THE REQUEST -
Format the lines of the listing below, from the one containing "quick-select-button[interactable]: ➹快速选择 xyxy=(6,48,73,66)" through the one containing "col-name[interactable]: 名称 xyxy=(0,362,108,383)", as a JSON list of strings. Include both end lines, use one string per line, and leave out blank lines.

DATA FOR THIS TASK -

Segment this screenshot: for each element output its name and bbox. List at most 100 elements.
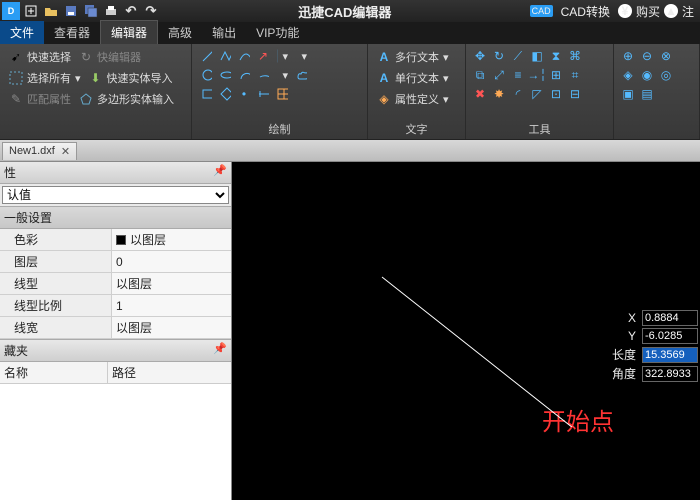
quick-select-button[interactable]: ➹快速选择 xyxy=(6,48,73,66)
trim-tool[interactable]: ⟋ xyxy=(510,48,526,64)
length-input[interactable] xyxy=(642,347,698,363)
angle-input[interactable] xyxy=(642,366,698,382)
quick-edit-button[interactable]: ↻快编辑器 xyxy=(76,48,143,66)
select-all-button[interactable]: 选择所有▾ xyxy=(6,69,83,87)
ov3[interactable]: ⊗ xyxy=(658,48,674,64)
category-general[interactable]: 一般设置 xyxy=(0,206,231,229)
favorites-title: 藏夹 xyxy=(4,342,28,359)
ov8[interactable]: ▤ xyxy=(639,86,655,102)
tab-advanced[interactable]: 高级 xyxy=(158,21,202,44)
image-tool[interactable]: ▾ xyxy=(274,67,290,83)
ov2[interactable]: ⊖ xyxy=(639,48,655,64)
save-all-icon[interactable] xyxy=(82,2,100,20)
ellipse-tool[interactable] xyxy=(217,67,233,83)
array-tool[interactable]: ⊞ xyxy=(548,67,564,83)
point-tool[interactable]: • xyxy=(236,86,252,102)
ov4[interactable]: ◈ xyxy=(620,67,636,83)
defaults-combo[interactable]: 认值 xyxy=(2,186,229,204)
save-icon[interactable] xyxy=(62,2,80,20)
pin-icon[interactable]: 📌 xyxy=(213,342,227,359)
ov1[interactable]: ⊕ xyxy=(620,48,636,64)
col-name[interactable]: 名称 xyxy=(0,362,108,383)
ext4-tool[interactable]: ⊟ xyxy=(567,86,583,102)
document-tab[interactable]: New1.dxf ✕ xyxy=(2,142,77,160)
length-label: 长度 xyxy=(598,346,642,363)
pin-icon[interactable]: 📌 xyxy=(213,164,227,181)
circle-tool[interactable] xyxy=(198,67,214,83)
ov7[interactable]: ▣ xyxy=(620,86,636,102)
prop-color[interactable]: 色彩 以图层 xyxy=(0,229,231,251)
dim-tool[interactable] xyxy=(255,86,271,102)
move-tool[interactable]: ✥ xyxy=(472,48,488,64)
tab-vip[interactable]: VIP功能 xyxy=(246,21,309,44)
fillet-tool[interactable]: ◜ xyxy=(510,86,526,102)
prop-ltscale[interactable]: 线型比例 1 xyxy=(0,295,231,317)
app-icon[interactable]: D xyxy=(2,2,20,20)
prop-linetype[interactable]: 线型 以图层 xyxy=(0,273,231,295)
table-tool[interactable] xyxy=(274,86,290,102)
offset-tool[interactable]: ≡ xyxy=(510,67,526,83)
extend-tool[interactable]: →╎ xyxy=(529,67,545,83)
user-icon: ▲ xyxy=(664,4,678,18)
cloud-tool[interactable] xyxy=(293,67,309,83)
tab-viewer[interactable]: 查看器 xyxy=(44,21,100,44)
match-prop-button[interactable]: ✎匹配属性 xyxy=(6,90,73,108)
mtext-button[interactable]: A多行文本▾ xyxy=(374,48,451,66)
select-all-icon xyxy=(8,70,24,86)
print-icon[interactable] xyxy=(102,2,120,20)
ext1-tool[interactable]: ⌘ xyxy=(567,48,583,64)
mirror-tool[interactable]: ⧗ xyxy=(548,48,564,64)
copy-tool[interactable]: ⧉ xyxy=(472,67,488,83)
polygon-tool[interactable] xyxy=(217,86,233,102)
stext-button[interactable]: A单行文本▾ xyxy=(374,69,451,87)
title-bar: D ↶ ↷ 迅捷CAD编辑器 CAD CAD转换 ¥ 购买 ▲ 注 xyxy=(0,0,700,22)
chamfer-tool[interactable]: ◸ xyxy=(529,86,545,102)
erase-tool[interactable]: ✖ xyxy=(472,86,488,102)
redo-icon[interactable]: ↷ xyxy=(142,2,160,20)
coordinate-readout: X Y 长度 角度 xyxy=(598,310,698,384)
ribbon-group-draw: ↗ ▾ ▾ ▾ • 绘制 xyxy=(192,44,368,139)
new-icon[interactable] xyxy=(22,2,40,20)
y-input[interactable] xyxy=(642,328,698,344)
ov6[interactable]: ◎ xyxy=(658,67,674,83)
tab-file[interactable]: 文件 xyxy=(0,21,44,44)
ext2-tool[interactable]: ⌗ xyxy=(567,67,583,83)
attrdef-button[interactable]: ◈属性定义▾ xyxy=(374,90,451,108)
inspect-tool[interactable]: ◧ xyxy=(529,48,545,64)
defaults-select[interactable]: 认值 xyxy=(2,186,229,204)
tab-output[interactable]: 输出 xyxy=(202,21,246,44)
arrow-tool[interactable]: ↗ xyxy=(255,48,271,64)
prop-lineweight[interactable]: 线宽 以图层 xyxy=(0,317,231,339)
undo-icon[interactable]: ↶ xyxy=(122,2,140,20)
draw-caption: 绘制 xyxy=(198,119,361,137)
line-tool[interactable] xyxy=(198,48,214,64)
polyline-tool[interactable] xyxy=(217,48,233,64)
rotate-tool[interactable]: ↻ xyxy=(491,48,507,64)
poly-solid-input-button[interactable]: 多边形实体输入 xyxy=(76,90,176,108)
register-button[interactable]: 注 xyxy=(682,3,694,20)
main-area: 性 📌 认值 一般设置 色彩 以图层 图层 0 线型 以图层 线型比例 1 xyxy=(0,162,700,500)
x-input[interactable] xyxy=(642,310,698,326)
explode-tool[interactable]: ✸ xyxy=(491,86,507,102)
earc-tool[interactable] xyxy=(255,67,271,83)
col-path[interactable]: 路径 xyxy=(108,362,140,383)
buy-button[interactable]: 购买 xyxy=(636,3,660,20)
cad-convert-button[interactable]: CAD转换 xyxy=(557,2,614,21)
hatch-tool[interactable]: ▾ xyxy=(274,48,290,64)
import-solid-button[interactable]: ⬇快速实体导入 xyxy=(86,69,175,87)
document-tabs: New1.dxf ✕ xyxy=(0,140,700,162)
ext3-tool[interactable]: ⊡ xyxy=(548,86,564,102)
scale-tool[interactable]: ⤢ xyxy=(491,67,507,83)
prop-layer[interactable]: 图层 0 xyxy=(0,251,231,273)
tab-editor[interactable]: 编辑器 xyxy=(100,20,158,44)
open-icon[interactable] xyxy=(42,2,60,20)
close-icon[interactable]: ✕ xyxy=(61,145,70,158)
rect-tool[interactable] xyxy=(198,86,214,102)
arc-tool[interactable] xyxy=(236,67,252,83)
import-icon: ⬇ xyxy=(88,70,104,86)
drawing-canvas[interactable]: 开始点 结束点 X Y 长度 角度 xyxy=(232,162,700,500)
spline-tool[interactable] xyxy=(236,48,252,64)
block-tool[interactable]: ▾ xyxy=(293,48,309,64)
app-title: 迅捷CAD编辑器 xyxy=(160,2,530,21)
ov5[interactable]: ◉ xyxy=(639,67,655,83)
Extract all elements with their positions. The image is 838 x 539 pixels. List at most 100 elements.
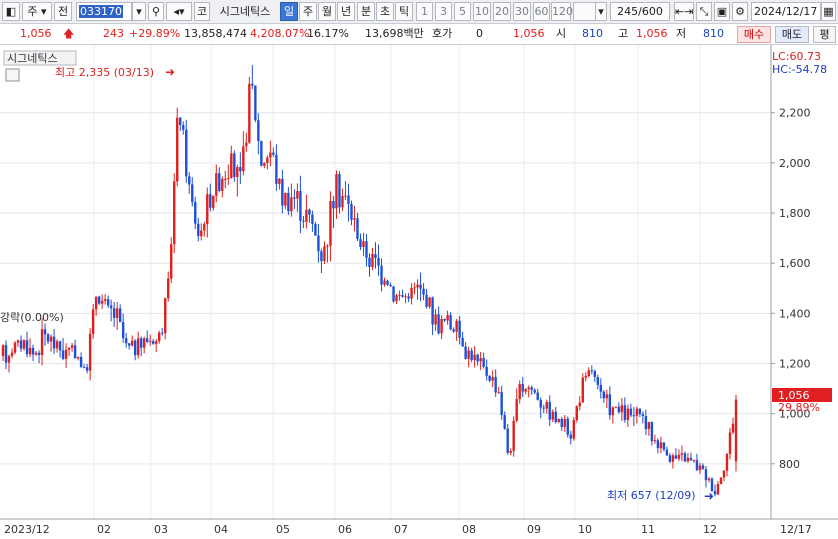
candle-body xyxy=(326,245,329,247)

SOLUTION FOR THIS TASK -
[
  "quick-select-button[interactable]: ➹快速选择 xyxy=(6,48,73,66)",
  "trim-tool[interactable]: ⟋ xyxy=(510,48,526,64)",
  "length-input[interactable] xyxy=(642,347,698,363)",
  "angle-input[interactable] xyxy=(642,366,698,382)",
  "quick-edit-button[interactable]: ↻快编辑器 xyxy=(76,48,143,66)",
  "select-all-button[interactable]: 选择所有▾ xyxy=(6,69,83,87)",
  "ov3[interactable]: ⊗ xyxy=(658,48,674,64)",
  "category-general[interactable]: 一般设置 xyxy=(0,206,231,229)",
  "favorites-title: 藏夹 xyxy=(4,342,28,359)",
  "ov8[interactable]: ▤ xyxy=(639,86,655,102)",
  "tab-advanced[interactable]: 高级 xyxy=(158,21,202,44)",
  "image-tool[interactable]: ▾ xyxy=(274,67,290,83)",
  "ov2[interactable]: ⊖ xyxy=(639,48,655,64)",
  "save-all-icon[interactable] xyxy=(82,2,100,20)",
  "ellipse-tool[interactable] xyxy=(217,67,233,83)",
  "array-tool[interactable]: ⊞ xyxy=(548,67,564,83)",
  "point-tool[interactable]: • xyxy=(236,86,252,102)",
  "ov4[interactable]: ◈ xyxy=(620,67,636,83)",
  "defaults-combo[interactable]: 认值 xyxy=(2,186,229,204)",
  "save-icon[interactable] xyxy=(62,2,80,20)",
  "pin-icon[interactable]: 📌 xyxy=(213,342,227,359)",
  "ov1[interactable]: ⊕ xyxy=(620,48,636,64)",
  "col-name[interactable]: 名称 xyxy=(0,362,108,383)"
]